▸ Exercise goal
The number of lines holding "JSON" in the listing below is all you should give.
-------
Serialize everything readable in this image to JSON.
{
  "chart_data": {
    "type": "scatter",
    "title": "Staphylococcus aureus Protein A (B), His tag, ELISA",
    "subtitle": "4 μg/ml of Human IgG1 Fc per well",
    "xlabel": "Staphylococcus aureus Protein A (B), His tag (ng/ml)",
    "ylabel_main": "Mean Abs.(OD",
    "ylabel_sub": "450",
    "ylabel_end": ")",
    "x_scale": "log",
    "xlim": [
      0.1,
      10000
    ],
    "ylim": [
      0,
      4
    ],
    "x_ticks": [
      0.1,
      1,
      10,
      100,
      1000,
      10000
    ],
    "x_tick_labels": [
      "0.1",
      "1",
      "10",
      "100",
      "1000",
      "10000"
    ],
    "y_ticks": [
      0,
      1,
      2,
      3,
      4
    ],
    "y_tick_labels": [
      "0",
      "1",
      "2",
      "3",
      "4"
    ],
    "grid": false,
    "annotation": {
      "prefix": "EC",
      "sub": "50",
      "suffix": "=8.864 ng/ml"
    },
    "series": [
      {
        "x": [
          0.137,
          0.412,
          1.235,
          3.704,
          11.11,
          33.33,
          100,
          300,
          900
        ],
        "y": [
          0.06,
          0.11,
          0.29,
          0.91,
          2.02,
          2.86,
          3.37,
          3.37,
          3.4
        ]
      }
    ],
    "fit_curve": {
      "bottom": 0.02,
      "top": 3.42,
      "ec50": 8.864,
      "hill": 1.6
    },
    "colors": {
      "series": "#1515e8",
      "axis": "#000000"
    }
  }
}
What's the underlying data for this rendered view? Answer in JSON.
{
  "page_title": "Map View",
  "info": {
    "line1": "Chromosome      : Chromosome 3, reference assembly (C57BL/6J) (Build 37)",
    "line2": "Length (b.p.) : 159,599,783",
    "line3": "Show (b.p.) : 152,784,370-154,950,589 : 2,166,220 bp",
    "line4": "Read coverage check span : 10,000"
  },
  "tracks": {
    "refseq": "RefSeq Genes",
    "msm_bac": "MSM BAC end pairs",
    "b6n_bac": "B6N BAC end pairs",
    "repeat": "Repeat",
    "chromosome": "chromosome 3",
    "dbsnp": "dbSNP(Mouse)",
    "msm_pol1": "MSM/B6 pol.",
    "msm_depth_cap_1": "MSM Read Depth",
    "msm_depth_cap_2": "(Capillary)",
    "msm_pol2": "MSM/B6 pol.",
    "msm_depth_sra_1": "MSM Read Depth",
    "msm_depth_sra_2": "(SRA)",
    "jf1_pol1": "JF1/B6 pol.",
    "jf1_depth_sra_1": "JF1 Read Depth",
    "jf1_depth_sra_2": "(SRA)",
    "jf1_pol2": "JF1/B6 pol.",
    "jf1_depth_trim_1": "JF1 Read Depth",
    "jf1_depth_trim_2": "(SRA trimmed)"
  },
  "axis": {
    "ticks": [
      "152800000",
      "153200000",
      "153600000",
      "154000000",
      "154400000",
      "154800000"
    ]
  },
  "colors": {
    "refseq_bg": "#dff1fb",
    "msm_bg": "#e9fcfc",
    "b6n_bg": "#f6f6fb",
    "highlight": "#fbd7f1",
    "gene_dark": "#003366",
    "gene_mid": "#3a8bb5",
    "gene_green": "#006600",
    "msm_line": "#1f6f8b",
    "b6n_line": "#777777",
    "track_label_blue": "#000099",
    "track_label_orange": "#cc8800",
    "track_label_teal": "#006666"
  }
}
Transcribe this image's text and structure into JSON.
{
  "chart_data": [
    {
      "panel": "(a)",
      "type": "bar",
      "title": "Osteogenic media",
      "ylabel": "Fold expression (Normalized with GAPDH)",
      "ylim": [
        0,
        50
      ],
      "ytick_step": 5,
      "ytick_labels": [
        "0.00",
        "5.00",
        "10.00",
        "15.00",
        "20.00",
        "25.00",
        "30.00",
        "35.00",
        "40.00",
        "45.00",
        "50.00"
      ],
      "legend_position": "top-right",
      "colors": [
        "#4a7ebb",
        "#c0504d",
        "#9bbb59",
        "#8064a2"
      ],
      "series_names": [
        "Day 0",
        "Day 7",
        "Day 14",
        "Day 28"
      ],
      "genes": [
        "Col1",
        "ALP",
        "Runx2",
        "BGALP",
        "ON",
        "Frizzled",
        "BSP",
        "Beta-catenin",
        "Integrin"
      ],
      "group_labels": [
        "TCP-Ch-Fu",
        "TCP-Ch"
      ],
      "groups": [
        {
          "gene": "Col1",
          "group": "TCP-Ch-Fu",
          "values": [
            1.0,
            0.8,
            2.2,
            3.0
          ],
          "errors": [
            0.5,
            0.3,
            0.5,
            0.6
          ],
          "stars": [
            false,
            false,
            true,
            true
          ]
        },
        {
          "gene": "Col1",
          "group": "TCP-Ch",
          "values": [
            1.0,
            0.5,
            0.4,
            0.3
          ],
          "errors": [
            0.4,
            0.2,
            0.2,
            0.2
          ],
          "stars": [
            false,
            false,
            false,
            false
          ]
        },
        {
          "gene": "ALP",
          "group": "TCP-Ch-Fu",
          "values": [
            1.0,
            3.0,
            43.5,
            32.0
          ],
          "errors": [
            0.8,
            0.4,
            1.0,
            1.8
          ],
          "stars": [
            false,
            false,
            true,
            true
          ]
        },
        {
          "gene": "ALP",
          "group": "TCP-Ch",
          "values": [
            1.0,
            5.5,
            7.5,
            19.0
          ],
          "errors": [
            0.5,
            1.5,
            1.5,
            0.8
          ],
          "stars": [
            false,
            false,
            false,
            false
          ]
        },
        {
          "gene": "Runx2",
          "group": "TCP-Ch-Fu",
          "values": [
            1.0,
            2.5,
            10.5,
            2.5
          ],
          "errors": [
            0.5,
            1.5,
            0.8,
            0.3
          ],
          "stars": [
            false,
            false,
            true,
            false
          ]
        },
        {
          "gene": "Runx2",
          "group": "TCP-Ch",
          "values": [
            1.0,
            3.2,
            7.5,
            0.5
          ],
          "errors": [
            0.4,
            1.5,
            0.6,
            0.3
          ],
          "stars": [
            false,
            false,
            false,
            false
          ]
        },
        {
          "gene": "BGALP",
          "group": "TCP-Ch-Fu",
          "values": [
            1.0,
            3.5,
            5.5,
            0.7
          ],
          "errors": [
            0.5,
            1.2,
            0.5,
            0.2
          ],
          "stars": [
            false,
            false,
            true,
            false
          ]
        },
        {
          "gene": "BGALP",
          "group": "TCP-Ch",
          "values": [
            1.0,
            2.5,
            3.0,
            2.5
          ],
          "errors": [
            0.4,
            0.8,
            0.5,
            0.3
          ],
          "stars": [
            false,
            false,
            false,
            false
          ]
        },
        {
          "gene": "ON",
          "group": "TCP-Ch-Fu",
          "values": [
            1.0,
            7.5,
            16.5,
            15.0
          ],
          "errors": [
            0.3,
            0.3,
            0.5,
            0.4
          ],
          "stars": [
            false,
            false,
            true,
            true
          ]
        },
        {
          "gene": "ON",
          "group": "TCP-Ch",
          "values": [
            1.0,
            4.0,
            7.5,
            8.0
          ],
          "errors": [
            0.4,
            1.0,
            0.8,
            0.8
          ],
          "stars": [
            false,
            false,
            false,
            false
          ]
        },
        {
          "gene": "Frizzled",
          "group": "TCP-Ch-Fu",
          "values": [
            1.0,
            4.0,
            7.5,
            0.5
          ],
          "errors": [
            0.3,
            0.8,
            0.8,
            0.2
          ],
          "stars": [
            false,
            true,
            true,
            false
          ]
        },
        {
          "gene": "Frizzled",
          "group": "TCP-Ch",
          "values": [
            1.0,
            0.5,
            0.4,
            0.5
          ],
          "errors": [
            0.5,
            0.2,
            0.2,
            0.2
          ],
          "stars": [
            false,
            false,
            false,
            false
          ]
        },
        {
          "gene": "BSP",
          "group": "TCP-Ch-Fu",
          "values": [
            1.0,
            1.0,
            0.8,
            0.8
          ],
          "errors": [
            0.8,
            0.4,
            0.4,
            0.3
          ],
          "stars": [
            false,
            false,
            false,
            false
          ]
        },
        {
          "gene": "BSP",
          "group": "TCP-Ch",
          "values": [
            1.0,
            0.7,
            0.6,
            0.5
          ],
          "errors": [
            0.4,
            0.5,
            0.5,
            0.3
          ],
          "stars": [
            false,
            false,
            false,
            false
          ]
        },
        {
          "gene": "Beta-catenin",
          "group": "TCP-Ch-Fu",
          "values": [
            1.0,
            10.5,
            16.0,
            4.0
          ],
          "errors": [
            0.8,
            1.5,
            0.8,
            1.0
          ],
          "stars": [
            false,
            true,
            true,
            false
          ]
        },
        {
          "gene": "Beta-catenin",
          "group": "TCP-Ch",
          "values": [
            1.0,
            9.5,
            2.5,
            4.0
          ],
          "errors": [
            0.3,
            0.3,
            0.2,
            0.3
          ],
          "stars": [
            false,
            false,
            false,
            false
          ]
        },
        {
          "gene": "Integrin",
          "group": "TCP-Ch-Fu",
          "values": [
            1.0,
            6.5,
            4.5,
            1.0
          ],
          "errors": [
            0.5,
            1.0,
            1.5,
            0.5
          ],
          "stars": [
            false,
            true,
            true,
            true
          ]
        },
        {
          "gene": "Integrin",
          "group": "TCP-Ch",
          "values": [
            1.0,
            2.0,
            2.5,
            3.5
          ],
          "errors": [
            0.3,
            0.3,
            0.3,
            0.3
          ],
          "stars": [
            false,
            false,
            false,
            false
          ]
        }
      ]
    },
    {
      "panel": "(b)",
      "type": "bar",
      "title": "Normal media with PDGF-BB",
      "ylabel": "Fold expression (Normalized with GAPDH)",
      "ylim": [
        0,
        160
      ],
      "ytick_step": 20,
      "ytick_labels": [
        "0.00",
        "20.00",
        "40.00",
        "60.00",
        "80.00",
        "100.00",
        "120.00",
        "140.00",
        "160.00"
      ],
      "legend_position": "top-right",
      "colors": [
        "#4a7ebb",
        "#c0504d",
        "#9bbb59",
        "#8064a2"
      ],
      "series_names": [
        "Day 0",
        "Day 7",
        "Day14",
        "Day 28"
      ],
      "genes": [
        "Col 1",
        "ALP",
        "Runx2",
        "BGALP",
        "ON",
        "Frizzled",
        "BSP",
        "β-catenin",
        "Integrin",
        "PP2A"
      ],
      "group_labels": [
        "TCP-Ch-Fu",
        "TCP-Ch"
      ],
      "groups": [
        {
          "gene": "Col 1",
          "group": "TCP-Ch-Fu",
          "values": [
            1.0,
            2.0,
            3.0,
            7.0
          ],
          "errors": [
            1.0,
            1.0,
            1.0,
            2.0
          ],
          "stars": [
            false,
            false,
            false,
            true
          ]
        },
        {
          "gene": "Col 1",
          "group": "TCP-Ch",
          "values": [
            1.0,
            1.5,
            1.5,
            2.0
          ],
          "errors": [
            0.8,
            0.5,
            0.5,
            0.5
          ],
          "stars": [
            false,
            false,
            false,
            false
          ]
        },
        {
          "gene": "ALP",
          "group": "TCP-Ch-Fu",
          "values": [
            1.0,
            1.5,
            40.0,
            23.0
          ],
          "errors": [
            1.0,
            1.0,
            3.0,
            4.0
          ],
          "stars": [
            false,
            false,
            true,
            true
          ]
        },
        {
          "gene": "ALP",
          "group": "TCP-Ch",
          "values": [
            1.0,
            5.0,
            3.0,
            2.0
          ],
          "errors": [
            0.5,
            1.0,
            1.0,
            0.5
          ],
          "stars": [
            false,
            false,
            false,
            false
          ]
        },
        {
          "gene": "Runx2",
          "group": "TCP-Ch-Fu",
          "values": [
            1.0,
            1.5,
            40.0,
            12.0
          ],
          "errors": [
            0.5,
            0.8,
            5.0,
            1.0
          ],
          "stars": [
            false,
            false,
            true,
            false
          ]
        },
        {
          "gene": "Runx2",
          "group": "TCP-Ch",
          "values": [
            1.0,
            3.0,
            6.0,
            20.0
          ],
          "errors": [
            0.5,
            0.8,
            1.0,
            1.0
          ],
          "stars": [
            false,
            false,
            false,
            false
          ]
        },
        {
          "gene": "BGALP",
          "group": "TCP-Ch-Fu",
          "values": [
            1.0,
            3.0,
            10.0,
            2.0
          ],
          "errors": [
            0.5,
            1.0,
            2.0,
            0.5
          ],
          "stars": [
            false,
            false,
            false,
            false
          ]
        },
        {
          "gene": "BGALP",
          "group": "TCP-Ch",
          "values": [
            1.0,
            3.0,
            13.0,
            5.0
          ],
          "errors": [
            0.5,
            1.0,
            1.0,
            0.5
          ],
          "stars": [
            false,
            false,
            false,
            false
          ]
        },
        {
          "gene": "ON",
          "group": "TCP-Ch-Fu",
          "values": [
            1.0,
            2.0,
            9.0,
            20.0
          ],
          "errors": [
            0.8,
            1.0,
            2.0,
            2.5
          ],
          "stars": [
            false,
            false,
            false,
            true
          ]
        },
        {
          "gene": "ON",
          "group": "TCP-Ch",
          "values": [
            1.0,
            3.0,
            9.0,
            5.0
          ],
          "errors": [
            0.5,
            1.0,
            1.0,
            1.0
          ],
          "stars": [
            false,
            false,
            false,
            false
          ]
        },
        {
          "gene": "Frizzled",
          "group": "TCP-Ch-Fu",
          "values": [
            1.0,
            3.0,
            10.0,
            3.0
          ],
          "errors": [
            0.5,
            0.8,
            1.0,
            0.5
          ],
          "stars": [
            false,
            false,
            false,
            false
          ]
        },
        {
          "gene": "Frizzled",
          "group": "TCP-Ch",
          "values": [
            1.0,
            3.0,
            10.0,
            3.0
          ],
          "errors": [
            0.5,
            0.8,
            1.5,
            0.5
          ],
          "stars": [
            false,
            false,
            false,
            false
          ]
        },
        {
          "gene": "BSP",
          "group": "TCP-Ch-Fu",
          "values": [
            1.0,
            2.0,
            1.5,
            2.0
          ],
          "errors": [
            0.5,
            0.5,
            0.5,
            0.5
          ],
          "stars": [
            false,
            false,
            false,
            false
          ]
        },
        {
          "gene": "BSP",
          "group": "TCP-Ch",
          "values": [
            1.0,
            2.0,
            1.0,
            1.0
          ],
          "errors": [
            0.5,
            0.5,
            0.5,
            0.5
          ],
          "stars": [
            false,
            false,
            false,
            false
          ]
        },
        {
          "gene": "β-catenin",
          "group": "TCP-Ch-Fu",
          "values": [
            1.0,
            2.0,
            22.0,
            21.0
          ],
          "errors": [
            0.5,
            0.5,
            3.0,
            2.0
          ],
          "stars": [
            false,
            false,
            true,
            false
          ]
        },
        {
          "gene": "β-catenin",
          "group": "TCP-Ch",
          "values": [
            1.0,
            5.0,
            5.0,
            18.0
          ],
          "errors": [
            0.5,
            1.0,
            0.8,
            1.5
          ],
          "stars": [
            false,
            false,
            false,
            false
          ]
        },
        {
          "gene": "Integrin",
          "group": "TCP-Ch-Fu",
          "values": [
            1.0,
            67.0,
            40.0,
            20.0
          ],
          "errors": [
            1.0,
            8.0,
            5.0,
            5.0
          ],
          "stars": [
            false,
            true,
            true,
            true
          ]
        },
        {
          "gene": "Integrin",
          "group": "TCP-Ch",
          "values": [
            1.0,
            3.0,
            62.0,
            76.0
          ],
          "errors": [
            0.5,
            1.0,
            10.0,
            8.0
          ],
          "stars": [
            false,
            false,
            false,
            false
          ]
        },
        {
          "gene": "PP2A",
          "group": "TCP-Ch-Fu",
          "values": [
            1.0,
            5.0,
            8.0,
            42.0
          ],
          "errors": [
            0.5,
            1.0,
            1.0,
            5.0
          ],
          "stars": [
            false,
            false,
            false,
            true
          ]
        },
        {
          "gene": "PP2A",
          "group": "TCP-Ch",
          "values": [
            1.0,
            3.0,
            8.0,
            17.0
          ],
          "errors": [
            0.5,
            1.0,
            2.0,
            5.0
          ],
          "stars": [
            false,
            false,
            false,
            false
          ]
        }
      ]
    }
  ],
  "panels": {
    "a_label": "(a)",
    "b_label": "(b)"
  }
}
-------
▸ Final answer
3